> **SOURCE RECORDS**
########################################

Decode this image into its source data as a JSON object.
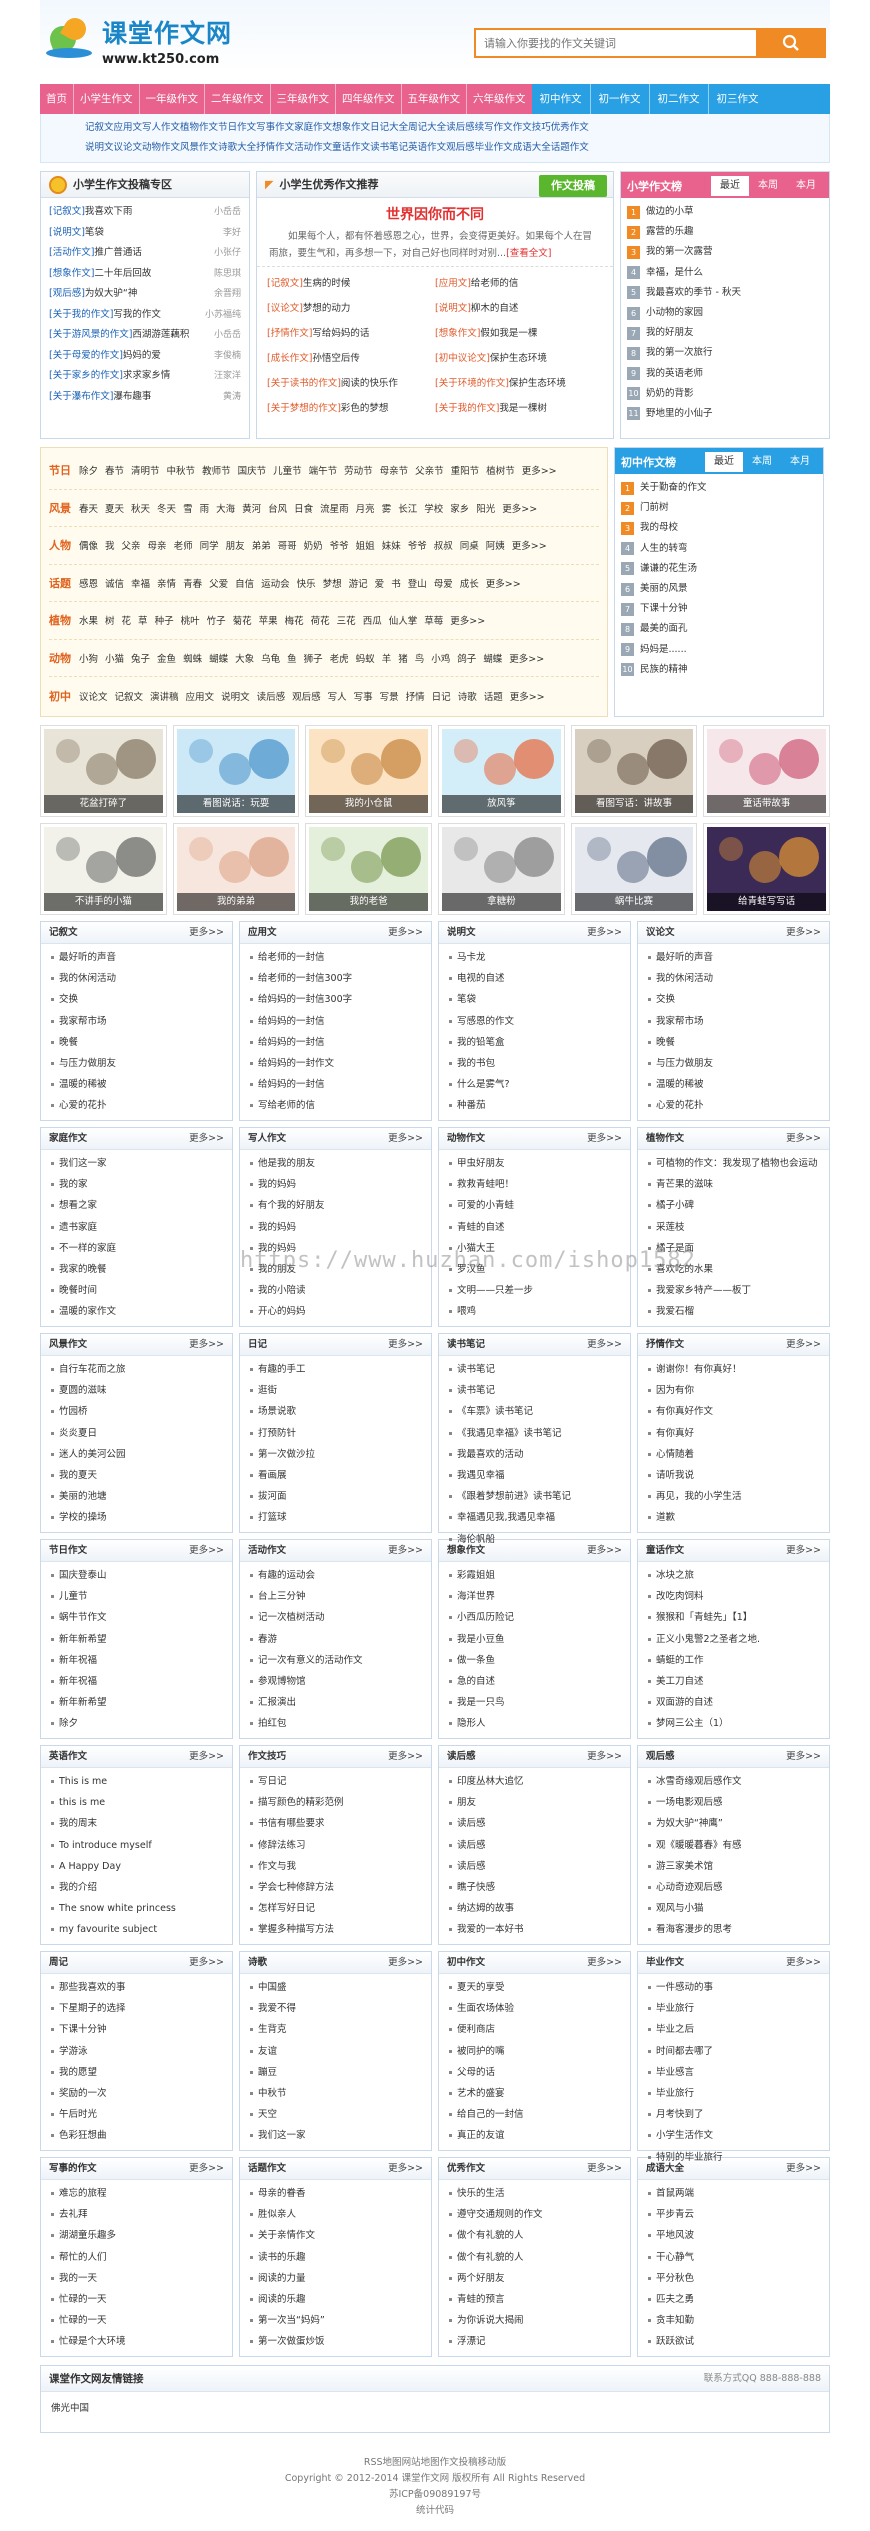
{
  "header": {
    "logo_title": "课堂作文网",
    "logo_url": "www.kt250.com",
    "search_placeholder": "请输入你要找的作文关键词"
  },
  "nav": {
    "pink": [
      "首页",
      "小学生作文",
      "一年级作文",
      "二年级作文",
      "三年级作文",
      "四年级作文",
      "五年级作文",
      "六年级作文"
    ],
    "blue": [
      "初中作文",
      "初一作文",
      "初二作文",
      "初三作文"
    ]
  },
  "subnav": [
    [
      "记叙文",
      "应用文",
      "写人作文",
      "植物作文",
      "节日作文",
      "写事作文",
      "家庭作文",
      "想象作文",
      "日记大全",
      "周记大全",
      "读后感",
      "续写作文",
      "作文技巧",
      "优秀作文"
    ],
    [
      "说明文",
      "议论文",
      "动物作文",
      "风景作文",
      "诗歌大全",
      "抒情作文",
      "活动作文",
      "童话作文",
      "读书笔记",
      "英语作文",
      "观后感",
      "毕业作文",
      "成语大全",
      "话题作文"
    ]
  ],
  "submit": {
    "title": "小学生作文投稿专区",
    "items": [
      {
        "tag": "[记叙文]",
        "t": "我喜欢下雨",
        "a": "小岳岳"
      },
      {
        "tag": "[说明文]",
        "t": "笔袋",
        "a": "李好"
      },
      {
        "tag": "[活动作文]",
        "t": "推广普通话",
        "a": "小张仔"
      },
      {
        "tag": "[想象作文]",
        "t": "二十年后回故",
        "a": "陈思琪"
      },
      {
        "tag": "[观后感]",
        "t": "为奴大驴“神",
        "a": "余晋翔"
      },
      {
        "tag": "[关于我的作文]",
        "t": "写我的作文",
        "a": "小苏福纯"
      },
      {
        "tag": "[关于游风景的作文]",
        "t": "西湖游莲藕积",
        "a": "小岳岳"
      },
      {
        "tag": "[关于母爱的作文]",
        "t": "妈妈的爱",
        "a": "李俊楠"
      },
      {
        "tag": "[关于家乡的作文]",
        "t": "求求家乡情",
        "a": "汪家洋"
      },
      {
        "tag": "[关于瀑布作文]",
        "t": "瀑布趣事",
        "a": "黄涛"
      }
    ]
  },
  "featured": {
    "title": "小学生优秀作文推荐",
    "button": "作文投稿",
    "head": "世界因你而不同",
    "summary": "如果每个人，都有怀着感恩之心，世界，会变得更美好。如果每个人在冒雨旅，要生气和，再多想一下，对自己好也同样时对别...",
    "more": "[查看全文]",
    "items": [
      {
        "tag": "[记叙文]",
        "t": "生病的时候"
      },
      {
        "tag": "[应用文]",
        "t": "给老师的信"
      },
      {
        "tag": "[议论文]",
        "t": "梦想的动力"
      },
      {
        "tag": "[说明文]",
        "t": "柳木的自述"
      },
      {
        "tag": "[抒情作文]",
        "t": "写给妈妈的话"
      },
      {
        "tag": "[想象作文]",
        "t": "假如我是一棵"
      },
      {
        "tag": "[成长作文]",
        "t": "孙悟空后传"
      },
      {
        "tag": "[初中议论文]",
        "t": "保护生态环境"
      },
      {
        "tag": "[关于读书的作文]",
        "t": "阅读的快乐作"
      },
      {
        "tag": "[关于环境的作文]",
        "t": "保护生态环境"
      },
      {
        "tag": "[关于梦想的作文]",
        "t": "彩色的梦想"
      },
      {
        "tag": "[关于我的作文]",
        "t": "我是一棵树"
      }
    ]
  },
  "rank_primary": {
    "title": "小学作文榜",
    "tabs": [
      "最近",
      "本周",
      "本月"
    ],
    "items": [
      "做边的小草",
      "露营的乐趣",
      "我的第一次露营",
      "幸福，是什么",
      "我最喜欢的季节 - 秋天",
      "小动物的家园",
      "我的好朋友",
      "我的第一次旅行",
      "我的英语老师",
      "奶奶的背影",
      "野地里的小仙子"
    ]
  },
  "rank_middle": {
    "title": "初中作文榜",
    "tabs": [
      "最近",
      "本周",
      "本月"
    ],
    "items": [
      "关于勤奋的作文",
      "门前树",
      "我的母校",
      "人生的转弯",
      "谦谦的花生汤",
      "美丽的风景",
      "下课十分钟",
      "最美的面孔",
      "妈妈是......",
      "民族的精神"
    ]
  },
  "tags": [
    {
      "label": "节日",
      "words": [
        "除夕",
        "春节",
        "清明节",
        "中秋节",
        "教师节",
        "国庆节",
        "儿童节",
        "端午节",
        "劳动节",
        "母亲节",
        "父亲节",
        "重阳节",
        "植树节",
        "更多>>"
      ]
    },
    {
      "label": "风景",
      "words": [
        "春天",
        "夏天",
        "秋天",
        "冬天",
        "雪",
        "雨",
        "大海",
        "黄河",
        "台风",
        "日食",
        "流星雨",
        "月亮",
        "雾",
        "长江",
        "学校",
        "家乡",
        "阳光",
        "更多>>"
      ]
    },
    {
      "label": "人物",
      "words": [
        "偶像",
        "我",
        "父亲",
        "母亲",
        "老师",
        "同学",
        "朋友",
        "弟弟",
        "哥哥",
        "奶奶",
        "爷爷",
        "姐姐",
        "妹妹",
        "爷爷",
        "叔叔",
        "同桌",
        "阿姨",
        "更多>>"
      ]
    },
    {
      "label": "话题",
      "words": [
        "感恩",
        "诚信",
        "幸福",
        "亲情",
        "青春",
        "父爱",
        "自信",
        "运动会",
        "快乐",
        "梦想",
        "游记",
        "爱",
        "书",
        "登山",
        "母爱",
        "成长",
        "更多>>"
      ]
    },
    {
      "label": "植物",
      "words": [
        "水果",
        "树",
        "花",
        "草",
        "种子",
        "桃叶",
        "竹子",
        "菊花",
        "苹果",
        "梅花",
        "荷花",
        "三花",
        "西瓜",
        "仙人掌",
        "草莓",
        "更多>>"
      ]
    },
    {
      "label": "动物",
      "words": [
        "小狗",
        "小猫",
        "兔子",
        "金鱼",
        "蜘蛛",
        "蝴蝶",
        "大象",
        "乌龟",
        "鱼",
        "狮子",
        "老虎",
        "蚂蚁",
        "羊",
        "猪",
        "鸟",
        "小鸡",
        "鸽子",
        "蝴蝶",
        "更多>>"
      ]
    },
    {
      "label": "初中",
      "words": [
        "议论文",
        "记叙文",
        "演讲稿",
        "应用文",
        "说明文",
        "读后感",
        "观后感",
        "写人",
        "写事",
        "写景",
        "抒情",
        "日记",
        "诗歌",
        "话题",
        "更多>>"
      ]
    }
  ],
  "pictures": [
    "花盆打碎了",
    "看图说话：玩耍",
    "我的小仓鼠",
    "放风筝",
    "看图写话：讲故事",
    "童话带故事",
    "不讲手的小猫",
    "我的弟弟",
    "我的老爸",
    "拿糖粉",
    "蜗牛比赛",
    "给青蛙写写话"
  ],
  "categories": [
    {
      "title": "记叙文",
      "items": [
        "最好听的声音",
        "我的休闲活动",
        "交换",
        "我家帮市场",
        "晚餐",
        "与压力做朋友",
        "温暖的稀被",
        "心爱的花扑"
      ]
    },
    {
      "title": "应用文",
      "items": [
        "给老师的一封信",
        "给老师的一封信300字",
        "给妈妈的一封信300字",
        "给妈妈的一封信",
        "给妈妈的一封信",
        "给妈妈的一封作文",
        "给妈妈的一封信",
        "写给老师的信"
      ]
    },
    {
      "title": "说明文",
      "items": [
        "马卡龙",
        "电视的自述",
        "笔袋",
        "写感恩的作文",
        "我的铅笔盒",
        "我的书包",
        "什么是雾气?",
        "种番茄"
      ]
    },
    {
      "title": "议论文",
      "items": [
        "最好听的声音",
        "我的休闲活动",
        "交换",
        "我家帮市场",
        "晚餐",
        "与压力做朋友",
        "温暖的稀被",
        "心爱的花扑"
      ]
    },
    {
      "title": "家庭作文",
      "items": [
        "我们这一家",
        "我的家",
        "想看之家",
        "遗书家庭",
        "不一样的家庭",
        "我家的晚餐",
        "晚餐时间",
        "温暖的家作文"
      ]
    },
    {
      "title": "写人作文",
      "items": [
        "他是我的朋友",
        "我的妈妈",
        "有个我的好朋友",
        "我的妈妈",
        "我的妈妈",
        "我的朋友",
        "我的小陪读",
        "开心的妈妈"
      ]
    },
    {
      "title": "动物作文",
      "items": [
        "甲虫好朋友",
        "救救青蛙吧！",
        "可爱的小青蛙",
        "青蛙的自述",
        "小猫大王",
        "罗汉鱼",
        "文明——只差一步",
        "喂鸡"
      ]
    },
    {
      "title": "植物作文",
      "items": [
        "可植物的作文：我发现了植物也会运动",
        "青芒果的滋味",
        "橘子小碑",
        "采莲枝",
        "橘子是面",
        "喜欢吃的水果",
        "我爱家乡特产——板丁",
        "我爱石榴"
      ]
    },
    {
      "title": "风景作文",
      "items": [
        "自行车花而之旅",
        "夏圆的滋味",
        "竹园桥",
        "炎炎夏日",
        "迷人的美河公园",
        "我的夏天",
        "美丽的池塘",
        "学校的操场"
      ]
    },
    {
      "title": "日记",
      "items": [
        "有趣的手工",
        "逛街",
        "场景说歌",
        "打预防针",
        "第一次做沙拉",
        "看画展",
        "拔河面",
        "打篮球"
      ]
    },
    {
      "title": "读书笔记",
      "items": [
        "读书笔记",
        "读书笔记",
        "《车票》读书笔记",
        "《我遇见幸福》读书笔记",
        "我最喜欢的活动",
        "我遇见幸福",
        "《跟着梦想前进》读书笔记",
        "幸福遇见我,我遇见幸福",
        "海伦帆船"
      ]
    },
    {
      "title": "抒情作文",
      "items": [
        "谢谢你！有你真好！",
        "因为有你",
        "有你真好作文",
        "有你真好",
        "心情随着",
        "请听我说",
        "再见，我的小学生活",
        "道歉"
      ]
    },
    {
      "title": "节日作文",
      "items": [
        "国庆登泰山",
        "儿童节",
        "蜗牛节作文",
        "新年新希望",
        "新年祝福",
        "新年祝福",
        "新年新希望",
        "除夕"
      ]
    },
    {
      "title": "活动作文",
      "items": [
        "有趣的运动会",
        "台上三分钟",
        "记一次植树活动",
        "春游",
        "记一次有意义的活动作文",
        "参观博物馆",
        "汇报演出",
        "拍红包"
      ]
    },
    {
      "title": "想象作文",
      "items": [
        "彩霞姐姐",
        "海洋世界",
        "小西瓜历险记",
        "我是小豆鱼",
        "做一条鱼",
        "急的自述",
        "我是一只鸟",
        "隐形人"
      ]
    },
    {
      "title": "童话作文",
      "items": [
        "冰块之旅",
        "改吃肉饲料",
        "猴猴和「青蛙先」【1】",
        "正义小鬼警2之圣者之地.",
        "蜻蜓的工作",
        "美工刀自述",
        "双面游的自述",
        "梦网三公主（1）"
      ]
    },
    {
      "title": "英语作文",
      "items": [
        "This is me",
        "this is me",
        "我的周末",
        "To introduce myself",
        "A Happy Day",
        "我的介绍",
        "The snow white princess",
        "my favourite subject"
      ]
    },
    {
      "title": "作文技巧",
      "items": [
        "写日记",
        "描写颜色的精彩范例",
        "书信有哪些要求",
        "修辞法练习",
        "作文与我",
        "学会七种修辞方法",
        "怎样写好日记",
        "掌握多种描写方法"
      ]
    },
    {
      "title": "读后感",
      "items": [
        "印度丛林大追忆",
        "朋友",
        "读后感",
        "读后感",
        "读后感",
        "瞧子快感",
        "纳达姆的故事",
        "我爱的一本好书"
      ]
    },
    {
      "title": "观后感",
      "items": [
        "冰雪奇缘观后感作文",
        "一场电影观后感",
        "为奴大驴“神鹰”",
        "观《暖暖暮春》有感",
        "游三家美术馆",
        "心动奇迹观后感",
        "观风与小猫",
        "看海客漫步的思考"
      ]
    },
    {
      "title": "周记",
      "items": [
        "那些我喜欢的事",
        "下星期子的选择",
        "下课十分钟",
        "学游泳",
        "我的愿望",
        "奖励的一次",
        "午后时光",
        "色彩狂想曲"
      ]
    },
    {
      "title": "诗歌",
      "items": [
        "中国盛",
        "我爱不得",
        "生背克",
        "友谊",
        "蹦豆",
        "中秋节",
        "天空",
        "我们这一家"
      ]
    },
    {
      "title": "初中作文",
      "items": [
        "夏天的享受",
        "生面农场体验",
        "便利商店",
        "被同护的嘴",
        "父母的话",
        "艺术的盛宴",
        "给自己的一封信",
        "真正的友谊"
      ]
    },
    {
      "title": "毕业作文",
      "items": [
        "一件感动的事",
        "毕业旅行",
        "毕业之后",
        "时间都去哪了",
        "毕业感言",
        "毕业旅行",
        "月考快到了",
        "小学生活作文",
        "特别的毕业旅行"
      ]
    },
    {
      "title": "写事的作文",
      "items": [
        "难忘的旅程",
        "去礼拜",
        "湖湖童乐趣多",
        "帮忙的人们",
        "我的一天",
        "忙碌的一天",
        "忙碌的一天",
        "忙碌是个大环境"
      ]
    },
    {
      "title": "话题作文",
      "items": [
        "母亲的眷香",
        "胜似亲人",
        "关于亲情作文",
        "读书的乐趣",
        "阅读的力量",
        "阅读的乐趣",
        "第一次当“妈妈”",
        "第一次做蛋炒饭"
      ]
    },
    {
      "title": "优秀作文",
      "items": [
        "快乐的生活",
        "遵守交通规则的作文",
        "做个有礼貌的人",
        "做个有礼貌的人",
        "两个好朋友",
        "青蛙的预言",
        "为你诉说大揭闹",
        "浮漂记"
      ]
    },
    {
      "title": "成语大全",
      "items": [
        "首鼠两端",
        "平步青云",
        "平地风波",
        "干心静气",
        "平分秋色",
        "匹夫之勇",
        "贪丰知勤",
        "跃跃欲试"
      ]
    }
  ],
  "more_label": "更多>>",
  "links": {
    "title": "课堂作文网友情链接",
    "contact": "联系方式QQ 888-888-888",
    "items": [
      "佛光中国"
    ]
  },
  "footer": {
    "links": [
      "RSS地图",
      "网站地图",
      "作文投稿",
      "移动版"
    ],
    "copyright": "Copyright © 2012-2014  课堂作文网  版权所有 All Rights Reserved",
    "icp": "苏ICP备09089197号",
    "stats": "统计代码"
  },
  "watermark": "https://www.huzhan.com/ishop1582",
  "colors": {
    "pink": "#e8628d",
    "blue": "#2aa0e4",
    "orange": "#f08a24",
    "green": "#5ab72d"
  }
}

########################################

> **WRITTEN INSTRUCTION**
Of the lines in the entries, how many include the word "读书笔记"? State only the number.

> **REPLY TO THE TASK**
7